* _EXERCISE INSTRUCTIONS_
Your reply should be a single number: how many lines contain the string "МАОУ".

* _MATERIAL FOR THIS TASK_
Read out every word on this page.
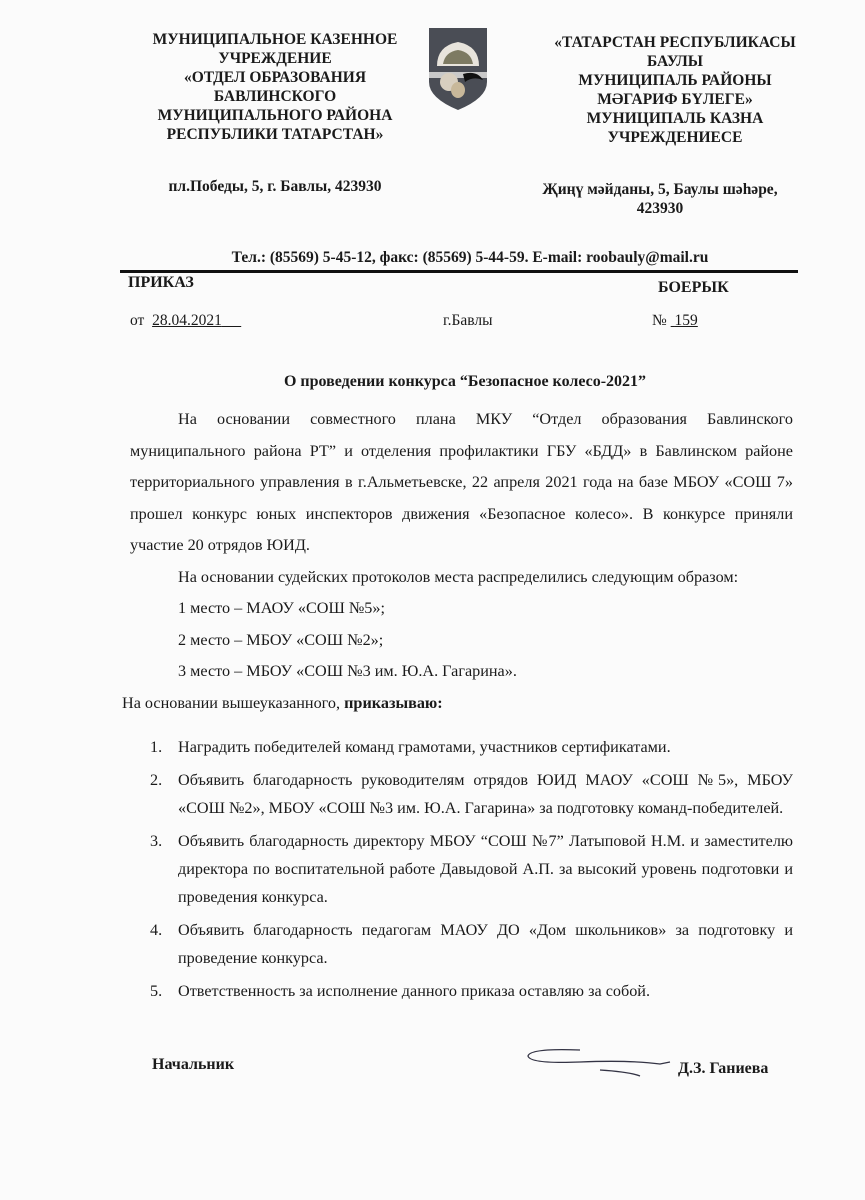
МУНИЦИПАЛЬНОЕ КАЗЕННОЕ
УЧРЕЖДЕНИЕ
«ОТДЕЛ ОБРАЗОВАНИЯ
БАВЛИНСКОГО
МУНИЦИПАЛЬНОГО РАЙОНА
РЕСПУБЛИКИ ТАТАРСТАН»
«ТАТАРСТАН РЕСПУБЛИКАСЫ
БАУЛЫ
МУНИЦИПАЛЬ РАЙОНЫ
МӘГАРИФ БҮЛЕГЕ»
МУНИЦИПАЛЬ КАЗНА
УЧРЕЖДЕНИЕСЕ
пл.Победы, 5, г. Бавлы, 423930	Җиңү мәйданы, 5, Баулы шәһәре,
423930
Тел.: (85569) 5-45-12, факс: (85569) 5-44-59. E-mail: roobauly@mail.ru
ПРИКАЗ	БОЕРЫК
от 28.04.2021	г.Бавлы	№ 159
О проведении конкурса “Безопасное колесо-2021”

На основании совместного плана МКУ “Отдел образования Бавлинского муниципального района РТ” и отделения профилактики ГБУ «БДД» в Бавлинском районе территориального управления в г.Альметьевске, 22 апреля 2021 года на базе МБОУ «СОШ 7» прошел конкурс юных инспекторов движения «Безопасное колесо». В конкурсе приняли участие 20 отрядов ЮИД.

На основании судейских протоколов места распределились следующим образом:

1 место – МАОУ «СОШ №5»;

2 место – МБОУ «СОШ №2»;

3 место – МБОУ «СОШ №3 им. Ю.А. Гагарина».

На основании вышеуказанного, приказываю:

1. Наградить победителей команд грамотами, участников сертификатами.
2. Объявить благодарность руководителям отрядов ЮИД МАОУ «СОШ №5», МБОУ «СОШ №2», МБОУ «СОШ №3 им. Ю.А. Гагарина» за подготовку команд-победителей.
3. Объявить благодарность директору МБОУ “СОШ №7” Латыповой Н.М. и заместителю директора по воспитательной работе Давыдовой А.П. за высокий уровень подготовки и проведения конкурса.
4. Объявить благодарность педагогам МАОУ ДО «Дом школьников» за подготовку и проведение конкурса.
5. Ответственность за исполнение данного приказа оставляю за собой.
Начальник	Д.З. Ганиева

---

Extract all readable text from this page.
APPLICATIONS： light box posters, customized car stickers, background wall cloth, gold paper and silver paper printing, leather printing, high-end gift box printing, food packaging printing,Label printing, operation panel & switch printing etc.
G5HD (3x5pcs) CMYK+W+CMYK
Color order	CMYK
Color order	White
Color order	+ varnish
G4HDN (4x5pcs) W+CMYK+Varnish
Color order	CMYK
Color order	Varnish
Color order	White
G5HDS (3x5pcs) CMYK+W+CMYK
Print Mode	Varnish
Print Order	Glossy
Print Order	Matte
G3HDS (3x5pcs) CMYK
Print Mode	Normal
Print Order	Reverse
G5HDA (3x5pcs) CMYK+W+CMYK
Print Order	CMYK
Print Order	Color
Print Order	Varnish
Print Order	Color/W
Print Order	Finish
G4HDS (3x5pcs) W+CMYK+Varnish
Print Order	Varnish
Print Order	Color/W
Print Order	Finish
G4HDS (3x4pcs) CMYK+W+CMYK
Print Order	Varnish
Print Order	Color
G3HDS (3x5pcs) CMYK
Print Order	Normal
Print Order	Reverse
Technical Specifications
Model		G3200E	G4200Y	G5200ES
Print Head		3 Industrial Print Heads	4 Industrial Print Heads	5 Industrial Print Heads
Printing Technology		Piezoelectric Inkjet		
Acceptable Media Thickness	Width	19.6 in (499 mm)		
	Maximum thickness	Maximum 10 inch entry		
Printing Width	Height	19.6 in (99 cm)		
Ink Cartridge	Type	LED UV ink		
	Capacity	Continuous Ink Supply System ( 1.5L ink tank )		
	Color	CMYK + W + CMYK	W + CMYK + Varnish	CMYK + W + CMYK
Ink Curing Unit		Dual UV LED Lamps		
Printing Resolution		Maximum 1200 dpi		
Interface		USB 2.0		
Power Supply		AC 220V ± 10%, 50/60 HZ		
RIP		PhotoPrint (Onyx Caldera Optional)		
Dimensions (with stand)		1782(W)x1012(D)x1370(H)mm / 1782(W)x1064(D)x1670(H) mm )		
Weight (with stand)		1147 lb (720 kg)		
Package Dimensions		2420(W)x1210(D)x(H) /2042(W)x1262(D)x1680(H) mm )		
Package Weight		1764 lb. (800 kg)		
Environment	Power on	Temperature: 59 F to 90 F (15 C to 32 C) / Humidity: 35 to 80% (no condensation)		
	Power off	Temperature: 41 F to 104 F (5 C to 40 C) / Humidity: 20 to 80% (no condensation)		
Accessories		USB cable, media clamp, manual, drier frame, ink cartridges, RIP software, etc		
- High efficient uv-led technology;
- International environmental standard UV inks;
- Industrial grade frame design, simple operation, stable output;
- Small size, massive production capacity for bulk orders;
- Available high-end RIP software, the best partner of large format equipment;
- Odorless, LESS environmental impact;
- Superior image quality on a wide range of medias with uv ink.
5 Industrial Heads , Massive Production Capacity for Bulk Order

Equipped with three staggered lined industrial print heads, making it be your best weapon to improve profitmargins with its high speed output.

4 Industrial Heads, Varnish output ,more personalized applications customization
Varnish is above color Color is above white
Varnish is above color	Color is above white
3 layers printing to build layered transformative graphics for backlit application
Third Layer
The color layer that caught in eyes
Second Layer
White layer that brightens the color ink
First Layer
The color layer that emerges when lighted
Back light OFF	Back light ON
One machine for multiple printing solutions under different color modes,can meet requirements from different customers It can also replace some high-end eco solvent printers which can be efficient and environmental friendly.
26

* _SOLUTION FOR THIS EXERCISE_
3